* Problem to work on *
Copy each of the following items word for word, leaving every line as it stands.

▬▬▬▬▬▬

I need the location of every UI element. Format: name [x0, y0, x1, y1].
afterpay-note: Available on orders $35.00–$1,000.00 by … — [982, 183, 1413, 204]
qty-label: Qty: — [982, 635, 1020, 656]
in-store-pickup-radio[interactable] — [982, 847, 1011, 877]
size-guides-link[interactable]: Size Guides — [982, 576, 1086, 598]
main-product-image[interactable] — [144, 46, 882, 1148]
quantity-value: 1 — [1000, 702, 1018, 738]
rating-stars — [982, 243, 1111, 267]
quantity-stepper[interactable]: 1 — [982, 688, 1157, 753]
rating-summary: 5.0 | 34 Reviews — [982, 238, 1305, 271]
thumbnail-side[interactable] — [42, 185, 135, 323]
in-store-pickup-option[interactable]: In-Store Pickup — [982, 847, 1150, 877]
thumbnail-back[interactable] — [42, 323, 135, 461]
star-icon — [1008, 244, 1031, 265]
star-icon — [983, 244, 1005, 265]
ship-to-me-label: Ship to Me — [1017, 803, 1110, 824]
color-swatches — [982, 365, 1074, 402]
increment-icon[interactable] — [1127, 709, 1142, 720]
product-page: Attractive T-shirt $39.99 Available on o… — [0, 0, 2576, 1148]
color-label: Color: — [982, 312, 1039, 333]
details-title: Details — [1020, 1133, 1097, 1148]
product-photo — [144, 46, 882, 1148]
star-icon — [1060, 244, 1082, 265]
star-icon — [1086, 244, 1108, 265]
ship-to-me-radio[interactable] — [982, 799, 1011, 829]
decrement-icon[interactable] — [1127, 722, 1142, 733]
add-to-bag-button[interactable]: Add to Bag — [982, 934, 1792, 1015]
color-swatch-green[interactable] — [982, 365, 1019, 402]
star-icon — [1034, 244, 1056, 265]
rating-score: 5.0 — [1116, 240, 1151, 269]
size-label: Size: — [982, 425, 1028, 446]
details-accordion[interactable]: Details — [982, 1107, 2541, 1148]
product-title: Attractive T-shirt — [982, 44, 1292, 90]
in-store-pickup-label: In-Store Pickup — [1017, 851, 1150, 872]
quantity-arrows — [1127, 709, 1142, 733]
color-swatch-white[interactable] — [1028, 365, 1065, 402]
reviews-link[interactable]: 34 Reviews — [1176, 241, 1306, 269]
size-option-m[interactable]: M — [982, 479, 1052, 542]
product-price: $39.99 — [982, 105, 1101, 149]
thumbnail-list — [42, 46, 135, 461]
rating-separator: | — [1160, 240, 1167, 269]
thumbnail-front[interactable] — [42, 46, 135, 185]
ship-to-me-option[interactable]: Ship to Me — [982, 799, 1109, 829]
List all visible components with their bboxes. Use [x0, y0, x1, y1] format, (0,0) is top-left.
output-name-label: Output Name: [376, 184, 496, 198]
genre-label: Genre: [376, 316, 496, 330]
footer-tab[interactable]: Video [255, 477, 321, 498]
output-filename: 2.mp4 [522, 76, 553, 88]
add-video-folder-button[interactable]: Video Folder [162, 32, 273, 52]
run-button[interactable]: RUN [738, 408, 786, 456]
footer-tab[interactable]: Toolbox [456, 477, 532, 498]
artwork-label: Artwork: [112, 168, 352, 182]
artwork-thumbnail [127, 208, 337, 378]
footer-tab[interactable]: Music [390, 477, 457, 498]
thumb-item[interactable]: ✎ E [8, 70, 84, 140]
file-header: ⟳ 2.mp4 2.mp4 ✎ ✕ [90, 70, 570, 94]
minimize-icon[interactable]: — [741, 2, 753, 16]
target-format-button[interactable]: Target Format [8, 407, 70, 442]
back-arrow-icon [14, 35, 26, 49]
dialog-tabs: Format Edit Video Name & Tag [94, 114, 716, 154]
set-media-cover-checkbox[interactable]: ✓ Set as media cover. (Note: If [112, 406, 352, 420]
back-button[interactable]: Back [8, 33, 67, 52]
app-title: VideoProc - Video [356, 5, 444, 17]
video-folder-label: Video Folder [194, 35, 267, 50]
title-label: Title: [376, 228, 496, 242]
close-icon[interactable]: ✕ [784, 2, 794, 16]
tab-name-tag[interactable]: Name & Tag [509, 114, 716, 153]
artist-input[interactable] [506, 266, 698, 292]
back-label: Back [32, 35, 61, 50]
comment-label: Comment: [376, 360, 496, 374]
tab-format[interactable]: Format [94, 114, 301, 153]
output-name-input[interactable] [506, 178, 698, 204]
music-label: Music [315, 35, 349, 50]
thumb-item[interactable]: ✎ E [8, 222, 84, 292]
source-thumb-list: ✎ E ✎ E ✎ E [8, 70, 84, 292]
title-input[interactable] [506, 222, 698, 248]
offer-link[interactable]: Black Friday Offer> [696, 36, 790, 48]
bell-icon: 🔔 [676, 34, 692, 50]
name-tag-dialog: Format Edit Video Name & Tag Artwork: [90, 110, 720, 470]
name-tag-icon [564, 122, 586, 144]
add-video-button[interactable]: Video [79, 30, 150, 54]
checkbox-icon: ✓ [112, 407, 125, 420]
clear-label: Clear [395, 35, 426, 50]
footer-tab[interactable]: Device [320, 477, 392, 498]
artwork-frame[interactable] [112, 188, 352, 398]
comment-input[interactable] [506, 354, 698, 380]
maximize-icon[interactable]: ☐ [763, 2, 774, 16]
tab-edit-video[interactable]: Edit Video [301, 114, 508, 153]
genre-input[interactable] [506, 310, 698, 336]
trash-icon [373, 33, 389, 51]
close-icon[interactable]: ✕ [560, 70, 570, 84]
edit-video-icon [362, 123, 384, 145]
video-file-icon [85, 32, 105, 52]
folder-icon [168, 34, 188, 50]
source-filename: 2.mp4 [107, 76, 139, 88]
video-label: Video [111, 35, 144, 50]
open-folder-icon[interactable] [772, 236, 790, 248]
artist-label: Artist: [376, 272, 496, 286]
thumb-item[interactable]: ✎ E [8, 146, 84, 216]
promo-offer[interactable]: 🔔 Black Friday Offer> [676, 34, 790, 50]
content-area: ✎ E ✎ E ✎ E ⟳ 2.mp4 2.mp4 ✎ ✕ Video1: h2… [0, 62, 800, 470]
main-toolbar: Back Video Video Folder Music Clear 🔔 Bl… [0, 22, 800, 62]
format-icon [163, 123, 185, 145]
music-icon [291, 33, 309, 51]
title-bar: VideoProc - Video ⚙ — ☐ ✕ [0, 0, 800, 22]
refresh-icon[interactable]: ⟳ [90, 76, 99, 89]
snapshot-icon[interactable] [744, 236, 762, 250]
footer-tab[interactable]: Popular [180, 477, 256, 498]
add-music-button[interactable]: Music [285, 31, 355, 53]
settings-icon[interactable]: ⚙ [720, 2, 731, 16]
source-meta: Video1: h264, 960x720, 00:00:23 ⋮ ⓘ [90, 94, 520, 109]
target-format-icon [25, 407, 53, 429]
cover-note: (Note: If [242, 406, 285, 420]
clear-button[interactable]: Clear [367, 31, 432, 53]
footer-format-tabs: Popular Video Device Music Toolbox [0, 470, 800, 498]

▬▬▬▬▬▬

* Response to this exercise *
I need the location of every UI element. Format: name [x0, y0, x1, y1].
afterpay-note: Available on orders $35.00–$1,000.00 by … — [982, 183, 1413, 204]
qty-label: Qty: — [982, 635, 1020, 656]
in-store-pickup-radio[interactable] — [982, 847, 1011, 877]
size-guides-link[interactable]: Size Guides — [982, 576, 1086, 598]
main-product-image[interactable] — [144, 46, 882, 1148]
quantity-value: 1 — [1000, 702, 1018, 738]
rating-stars — [982, 243, 1111, 267]
quantity-stepper[interactable]: 1 — [982, 688, 1157, 753]
rating-summary: 5.0 | 34 Reviews — [982, 238, 1305, 271]
thumbnail-side[interactable] — [42, 185, 135, 323]
in-store-pickup-option[interactable]: In-Store Pickup — [982, 847, 1150, 877]
thumbnail-back[interactable] — [42, 323, 135, 461]
star-icon — [1008, 244, 1031, 265]
star-icon — [983, 244, 1005, 265]
ship-to-me-label: Ship to Me — [1017, 803, 1110, 824]
color-swatches — [982, 365, 1074, 402]
increment-icon[interactable] — [1127, 709, 1142, 720]
product-page: Attractive T-shirt $39.99 Available on o… — [0, 0, 2576, 1148]
color-label: Color: — [982, 312, 1039, 333]
details-title: Details — [1020, 1133, 1097, 1148]
product-photo — [144, 46, 882, 1148]
star-icon — [1060, 244, 1082, 265]
star-icon — [1086, 244, 1108, 265]
ship-to-me-radio[interactable] — [982, 799, 1011, 829]
decrement-icon[interactable] — [1127, 722, 1142, 733]
add-to-bag-button[interactable]: Add to Bag — [982, 934, 1792, 1015]
color-swatch-green[interactable] — [982, 365, 1019, 402]
star-icon — [1034, 244, 1056, 265]
rating-score: 5.0 — [1116, 240, 1151, 269]
size-label: Size: — [982, 425, 1028, 446]
details-accordion[interactable]: Details — [982, 1107, 2541, 1148]
product-title: Attractive T-shirt — [982, 44, 1292, 90]
in-store-pickup-label: In-Store Pickup — [1017, 851, 1150, 872]
quantity-arrows — [1127, 709, 1142, 733]
color-swatch-white[interactable] — [1028, 365, 1065, 402]
reviews-link[interactable]: 34 Reviews — [1176, 241, 1306, 269]
size-option-m[interactable]: M — [982, 479, 1052, 542]
product-price: $39.99 — [982, 105, 1101, 149]
thumbnail-list — [42, 46, 135, 461]
rating-separator: | — [1160, 240, 1167, 269]
thumbnail-front[interactable] — [42, 46, 135, 185]
ship-to-me-option[interactable]: Ship to Me — [982, 799, 1109, 829]
List all visible components with their bboxes. Use [x0, y0, x1, y1] format, (0,0) is top-left.
output-name-label: Output Name: [376, 184, 496, 198]
genre-label: Genre: [376, 316, 496, 330]
footer-tab[interactable]: Video [255, 477, 321, 498]
output-filename: 2.mp4 [522, 76, 553, 88]
add-video-folder-button[interactable]: Video Folder [162, 32, 273, 52]
run-button[interactable]: RUN [738, 408, 786, 456]
footer-tab[interactable]: Toolbox [456, 477, 532, 498]
artwork-label: Artwork: [112, 168, 352, 182]
artwork-thumbnail [127, 208, 337, 378]
footer-tab[interactable]: Music [390, 477, 457, 498]
thumb-item[interactable]: ✎ E [8, 70, 84, 140]
file-header: ⟳ 2.mp4 2.mp4 ✎ ✕ [90, 70, 570, 94]
minimize-icon[interactable]: — [741, 2, 753, 16]
target-format-button[interactable]: Target Format [8, 407, 70, 442]
back-arrow-icon [14, 35, 26, 49]
dialog-tabs: Format Edit Video Name & Tag [94, 114, 716, 154]
set-media-cover-checkbox[interactable]: ✓ Set as media cover. (Note: If [112, 406, 352, 420]
back-button[interactable]: Back [8, 33, 67, 52]
app-title: VideoProc - Video [356, 5, 444, 17]
video-folder-label: Video Folder [194, 35, 267, 50]
title-label: Title: [376, 228, 496, 242]
close-icon[interactable]: ✕ [784, 2, 794, 16]
tab-name-tag[interactable]: Name & Tag [509, 114, 716, 153]
artist-input[interactable] [506, 266, 698, 292]
back-label: Back [32, 35, 61, 50]
comment-label: Comment: [376, 360, 496, 374]
tab-format[interactable]: Format [94, 114, 301, 153]
output-name-input[interactable] [506, 178, 698, 204]
music-label: Music [315, 35, 349, 50]
thumb-item[interactable]: ✎ E [8, 222, 84, 292]
source-thumb-list: ✎ E ✎ E ✎ E [8, 70, 84, 292]
title-input[interactable] [506, 222, 698, 248]
offer-link[interactable]: Black Friday Offer> [696, 36, 790, 48]
bell-icon: 🔔 [676, 34, 692, 50]
name-tag-dialog: Format Edit Video Name & Tag Artwork: [90, 110, 720, 470]
name-tag-icon [564, 122, 586, 144]
add-video-button[interactable]: Video [79, 30, 150, 54]
checkbox-icon: ✓ [112, 407, 125, 420]
clear-label: Clear [395, 35, 426, 50]
footer-tab[interactable]: Device [320, 477, 392, 498]
artwork-frame[interactable] [112, 188, 352, 398]
comment-input[interactable] [506, 354, 698, 380]
maximize-icon[interactable]: ☐ [763, 2, 774, 16]
tab-edit-video[interactable]: Edit Video [301, 114, 508, 153]
genre-input[interactable] [506, 310, 698, 336]
trash-icon [373, 33, 389, 51]
close-icon[interactable]: ✕ [560, 70, 570, 84]
edit-video-icon [362, 123, 384, 145]
video-file-icon [85, 32, 105, 52]
folder-icon [168, 34, 188, 50]
source-filename: 2.mp4 [107, 76, 139, 88]
video-label: Video [111, 35, 144, 50]
open-folder-icon[interactable] [772, 236, 790, 248]
artist-label: Artist: [376, 272, 496, 286]
thumb-item[interactable]: ✎ E [8, 146, 84, 216]
promo-offer[interactable]: 🔔 Black Friday Offer> [676, 34, 790, 50]
content-area: ✎ E ✎ E ✎ E ⟳ 2.mp4 2.mp4 ✎ ✕ Video1: h2… [0, 62, 800, 470]
main-toolbar: Back Video Video Folder Music Clear 🔔 Bl… [0, 22, 800, 62]
format-icon [163, 123, 185, 145]
music-icon [291, 33, 309, 51]
title-bar: VideoProc - Video ⚙ — ☐ ✕ [0, 0, 800, 22]
refresh-icon[interactable]: ⟳ [90, 76, 99, 89]
snapshot-icon[interactable] [744, 236, 762, 250]
footer-tab[interactable]: Popular [180, 477, 256, 498]
add-music-button[interactable]: Music [285, 31, 355, 53]
settings-icon[interactable]: ⚙ [720, 2, 731, 16]
source-meta: Video1: h264, 960x720, 00:00:23 ⋮ ⓘ [90, 94, 520, 109]
target-format-icon [25, 407, 53, 429]
cover-note: (Note: If [242, 406, 285, 420]
clear-button[interactable]: Clear [367, 31, 432, 53]
footer-format-tabs: Popular Video Device Music Toolbox [0, 470, 800, 498]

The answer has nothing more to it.